→ Written request
Repeat every line below exactly, word for word.

→ Material for the task
<<<<

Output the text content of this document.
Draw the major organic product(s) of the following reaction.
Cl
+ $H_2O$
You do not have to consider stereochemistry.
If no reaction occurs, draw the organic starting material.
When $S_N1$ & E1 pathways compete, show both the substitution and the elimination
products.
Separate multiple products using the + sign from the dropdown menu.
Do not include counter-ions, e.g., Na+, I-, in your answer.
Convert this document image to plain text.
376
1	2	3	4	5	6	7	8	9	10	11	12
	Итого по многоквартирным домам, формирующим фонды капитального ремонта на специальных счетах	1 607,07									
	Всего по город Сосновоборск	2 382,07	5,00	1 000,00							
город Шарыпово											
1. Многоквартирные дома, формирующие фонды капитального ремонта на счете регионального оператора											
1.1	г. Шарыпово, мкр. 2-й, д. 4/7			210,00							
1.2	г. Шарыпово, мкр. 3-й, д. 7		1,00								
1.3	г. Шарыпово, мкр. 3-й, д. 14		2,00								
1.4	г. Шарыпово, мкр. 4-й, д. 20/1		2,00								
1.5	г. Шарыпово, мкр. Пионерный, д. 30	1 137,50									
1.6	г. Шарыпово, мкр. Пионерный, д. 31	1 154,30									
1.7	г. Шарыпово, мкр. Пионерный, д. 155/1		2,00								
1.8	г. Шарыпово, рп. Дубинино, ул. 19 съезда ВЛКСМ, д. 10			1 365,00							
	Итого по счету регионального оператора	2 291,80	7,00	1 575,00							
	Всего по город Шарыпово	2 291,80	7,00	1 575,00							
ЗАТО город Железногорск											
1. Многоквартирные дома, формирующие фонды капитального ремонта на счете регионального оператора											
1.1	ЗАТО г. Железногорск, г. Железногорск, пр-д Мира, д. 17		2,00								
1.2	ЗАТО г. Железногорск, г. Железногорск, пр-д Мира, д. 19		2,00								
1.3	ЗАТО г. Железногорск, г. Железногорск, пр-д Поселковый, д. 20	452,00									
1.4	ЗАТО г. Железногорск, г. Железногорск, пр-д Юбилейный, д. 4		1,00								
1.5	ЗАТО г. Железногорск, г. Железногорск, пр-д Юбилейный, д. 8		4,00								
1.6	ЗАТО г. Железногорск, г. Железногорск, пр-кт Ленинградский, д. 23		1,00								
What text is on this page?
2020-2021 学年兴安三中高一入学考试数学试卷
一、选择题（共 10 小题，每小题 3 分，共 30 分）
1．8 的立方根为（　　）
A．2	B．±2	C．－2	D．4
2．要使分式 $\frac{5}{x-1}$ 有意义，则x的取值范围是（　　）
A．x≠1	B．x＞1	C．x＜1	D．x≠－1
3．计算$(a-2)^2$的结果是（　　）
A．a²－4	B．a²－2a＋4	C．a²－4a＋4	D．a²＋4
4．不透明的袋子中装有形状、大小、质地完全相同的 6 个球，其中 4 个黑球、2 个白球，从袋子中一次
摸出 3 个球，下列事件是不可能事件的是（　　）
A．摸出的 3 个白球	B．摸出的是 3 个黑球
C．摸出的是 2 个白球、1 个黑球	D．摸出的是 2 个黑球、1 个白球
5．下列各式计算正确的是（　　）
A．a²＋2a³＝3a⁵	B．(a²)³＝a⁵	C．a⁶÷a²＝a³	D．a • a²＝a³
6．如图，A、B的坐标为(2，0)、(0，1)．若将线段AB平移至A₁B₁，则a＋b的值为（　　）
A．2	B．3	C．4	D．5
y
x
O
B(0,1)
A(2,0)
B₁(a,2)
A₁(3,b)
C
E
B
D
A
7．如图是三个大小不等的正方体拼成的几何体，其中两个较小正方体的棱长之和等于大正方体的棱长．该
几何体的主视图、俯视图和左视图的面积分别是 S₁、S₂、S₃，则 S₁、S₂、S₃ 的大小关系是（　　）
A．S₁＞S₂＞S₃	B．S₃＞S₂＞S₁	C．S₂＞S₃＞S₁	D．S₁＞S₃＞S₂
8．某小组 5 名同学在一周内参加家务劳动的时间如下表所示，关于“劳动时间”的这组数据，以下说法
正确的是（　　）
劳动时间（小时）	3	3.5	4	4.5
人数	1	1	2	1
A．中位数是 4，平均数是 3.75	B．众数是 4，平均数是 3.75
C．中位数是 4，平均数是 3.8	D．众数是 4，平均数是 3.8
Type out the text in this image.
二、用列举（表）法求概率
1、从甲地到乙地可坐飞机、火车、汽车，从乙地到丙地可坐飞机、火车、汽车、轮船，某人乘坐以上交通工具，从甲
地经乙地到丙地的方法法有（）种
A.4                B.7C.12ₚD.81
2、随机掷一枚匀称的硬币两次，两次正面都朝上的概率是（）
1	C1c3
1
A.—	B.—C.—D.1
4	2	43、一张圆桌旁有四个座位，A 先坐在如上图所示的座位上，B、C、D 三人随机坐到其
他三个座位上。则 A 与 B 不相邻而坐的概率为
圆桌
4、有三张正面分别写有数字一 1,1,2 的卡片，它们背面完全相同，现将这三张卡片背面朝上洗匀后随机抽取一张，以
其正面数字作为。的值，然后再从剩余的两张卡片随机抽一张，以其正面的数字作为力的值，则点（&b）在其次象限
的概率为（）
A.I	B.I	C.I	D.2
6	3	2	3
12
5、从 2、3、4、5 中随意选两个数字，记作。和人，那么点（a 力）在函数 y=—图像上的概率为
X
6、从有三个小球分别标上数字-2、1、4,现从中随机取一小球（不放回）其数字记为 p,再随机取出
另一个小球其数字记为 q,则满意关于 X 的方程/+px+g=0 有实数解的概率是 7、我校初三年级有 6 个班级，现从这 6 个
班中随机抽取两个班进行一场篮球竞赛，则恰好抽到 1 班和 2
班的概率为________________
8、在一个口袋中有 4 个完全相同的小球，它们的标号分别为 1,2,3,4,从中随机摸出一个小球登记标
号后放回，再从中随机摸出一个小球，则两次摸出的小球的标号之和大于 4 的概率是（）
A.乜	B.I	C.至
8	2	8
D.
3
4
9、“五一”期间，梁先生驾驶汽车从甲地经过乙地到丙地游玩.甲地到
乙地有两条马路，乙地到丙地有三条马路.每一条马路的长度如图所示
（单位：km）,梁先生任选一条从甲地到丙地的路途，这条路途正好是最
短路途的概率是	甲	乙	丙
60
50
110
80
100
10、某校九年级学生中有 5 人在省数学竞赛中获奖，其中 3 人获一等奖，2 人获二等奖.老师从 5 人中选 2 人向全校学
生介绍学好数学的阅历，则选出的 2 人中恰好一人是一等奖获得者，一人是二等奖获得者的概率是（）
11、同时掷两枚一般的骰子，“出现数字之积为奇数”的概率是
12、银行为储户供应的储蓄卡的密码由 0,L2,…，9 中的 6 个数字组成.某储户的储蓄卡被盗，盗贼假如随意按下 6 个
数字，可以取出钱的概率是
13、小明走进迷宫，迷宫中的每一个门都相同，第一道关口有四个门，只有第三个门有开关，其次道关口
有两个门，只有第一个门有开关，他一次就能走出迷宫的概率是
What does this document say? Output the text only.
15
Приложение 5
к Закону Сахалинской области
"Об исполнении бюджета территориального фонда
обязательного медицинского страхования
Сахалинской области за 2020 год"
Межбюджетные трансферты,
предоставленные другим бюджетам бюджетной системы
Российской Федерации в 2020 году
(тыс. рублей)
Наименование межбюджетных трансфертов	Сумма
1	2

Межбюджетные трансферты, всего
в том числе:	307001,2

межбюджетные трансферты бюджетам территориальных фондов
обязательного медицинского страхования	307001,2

>>>>

→ Exercise result
Output the text content of this document.
Draw the major organic product(s) of the following reaction.
Cl
+ $H_2O$
You do not have to consider stereochemistry.
If no reaction occurs, draw the organic starting material.
When $S_N1$ & E1 pathways compete, show both the substitution and the elimination
products.
Separate multiple products using the + sign from the dropdown menu.
Do not include counter-ions, e.g., Na+, I-, in your answer.
Convert this document image to plain text.
376
1	2	3	4	5	6	7	8	9	10	11	12
	Итого по многоквартирным домам, формирующим фонды капитального ремонта на специальных счетах	1 607,07									
	Всего по город Сосновоборск	2 382,07	5,00	1 000,00							
город Шарыпово											
1. Многоквартирные дома, формирующие фонды капитального ремонта на счете регионального оператора											
1.1	г. Шарыпово, мкр. 2-й, д. 4/7			210,00							
1.2	г. Шарыпово, мкр. 3-й, д. 7		1,00								
1.3	г. Шарыпово, мкр. 3-й, д. 14		2,00								
1.4	г. Шарыпово, мкр. 4-й, д. 20/1		2,00								
1.5	г. Шарыпово, мкр. Пионерный, д. 30	1 137,50									
1.6	г. Шарыпово, мкр. Пионерный, д. 31	1 154,30									
1.7	г. Шарыпово, мкр. Пионерный, д. 155/1		2,00								
1.8	г. Шарыпово, рп. Дубинино, ул. 19 съезда ВЛКСМ, д. 10			1 365,00							
	Итого по счету регионального оператора	2 291,80	7,00	1 575,00							
	Всего по город Шарыпово	2 291,80	7,00	1 575,00							
ЗАТО город Железногорск											
1. Многоквартирные дома, формирующие фонды капитального ремонта на счете регионального оператора											
1.1	ЗАТО г. Железногорск, г. Железногорск, пр-д Мира, д. 17		2,00								
1.2	ЗАТО г. Железногорск, г. Железногорск, пр-д Мира, д. 19		2,00								
1.3	ЗАТО г. Железногорск, г. Железногорск, пр-д Поселковый, д. 20	452,00									
1.4	ЗАТО г. Железногорск, г. Железногорск, пр-д Юбилейный, д. 4		1,00								
1.5	ЗАТО г. Железногорск, г. Железногорск, пр-д Юбилейный, д. 8		4,00								
1.6	ЗАТО г. Железногорск, г. Железногорск, пр-кт Ленинградский, д. 23		1,00								
What text is on this page?
2020-2021 学年兴安三中高一入学考试数学试卷
一、选择题（共 10 小题，每小题 3 分，共 30 分）
1．8 的立方根为（　　）
A．2	B．±2	C．－2	D．4
2．要使分式 $\frac{5}{x-1}$ 有意义，则x的取值范围是（　　）
A．x≠1	B．x＞1	C．x＜1	D．x≠－1
3．计算$(a-2)^2$的结果是（　　）
A．a²－4	B．a²－2a＋4	C．a²－4a＋4	D．a²＋4
4．不透明的袋子中装有形状、大小、质地完全相同的 6 个球，其中 4 个黑球、2 个白球，从袋子中一次
摸出 3 个球，下列事件是不可能事件的是（　　）
A．摸出的 3 个白球	B．摸出的是 3 个黑球
C．摸出的是 2 个白球、1 个黑球	D．摸出的是 2 个黑球、1 个白球
5．下列各式计算正确的是（　　）
A．a²＋2a³＝3a⁵	B．(a²)³＝a⁵	C．a⁶÷a²＝a³	D．a • a²＝a³
6．如图，A、B的坐标为(2，0)、(0，1)．若将线段AB平移至A₁B₁，则a＋b的值为（　　）
A．2	B．3	C．4	D．5
y
x
O
B(0,1)
A(2,0)
B₁(a,2)
A₁(3,b)
C
E
B
D
A
7．如图是三个大小不等的正方体拼成的几何体，其中两个较小正方体的棱长之和等于大正方体的棱长．该
几何体的主视图、俯视图和左视图的面积分别是 S₁、S₂、S₃，则 S₁、S₂、S₃ 的大小关系是（　　）
A．S₁＞S₂＞S₃	B．S₃＞S₂＞S₁	C．S₂＞S₃＞S₁	D．S₁＞S₃＞S₂
8．某小组 5 名同学在一周内参加家务劳动的时间如下表所示，关于“劳动时间”的这组数据，以下说法
正确的是（　　）
劳动时间（小时）	3	3.5	4	4.5
人数	1	1	2	1
A．中位数是 4，平均数是 3.75	B．众数是 4，平均数是 3.75
C．中位数是 4，平均数是 3.8	D．众数是 4，平均数是 3.8
Type out the text in this image.
二、用列举（表）法求概率
1、从甲地到乙地可坐飞机、火车、汽车，从乙地到丙地可坐飞机、火车、汽车、轮船，某人乘坐以上交通工具，从甲
地经乙地到丙地的方法法有（）种
A.4                B.7C.12ₚD.81
2、随机掷一枚匀称的硬币两次，两次正面都朝上的概率是（）
1	C1c3
1
A.—	B.—C.—D.1
4	2	43、一张圆桌旁有四个座位，A 先坐在如上图所示的座位上，B、C、D 三人随机坐到其
他三个座位上。则 A 与 B 不相邻而坐的概率为
圆桌
4、有三张正面分别写有数字一 1,1,2 的卡片，它们背面完全相同，现将这三张卡片背面朝上洗匀后随机抽取一张，以
其正面数字作为。的值，然后再从剩余的两张卡片随机抽一张，以其正面的数字作为力的值，则点（&b）在其次象限
的概率为（）
A.I	B.I	C.I	D.2
6	3	2	3
12
5、从 2、3、4、5 中随意选两个数字，记作。和人，那么点（a 力）在函数 y=—图像上的概率为
X
6、从有三个小球分别标上数字-2、1、4,现从中随机取一小球（不放回）其数字记为 p,再随机取出
另一个小球其数字记为 q,则满意关于 X 的方程/+px+g=0 有实数解的概率是 7、我校初三年级有 6 个班级，现从这 6 个
班中随机抽取两个班进行一场篮球竞赛，则恰好抽到 1 班和 2
班的概率为________________
8、在一个口袋中有 4 个完全相同的小球，它们的标号分别为 1,2,3,4,从中随机摸出一个小球登记标
号后放回，再从中随机摸出一个小球，则两次摸出的小球的标号之和大于 4 的概率是（）
A.乜	B.I	C.至
8	2	8
D.
3
4
9、“五一”期间，梁先生驾驶汽车从甲地经过乙地到丙地游玩.甲地到
乙地有两条马路，乙地到丙地有三条马路.每一条马路的长度如图所示
（单位：km）,梁先生任选一条从甲地到丙地的路途，这条路途正好是最
短路途的概率是	甲	乙	丙
60
50
110
80
100
10、某校九年级学生中有 5 人在省数学竞赛中获奖，其中 3 人获一等奖，2 人获二等奖.老师从 5 人中选 2 人向全校学
生介绍学好数学的阅历，则选出的 2 人中恰好一人是一等奖获得者，一人是二等奖获得者的概率是（）
11、同时掷两枚一般的骰子，“出现数字之积为奇数”的概率是
12、银行为储户供应的储蓄卡的密码由 0,L2,…，9 中的 6 个数字组成.某储户的储蓄卡被盗，盗贼假如随意按下 6 个
数字，可以取出钱的概率是
13、小明走进迷宫，迷宫中的每一个门都相同，第一道关口有四个门，只有第三个门有开关，其次道关口
有两个门，只有第一个门有开关，他一次就能走出迷宫的概率是
What does this document say? Output the text only.
15
Приложение 5
к Закону Сахалинской области
"Об исполнении бюджета территориального фонда
обязательного медицинского страхования
Сахалинской области за 2020 год"
Межбюджетные трансферты,
предоставленные другим бюджетам бюджетной системы
Российской Федерации в 2020 году
(тыс. рублей)
Наименование межбюджетных трансфертов	Сумма
1	2

Межбюджетные трансферты, всего
в том числе:	307001,2

межбюджетные трансферты бюджетам территориальных фондов
обязательного медицинского страхования	307001,2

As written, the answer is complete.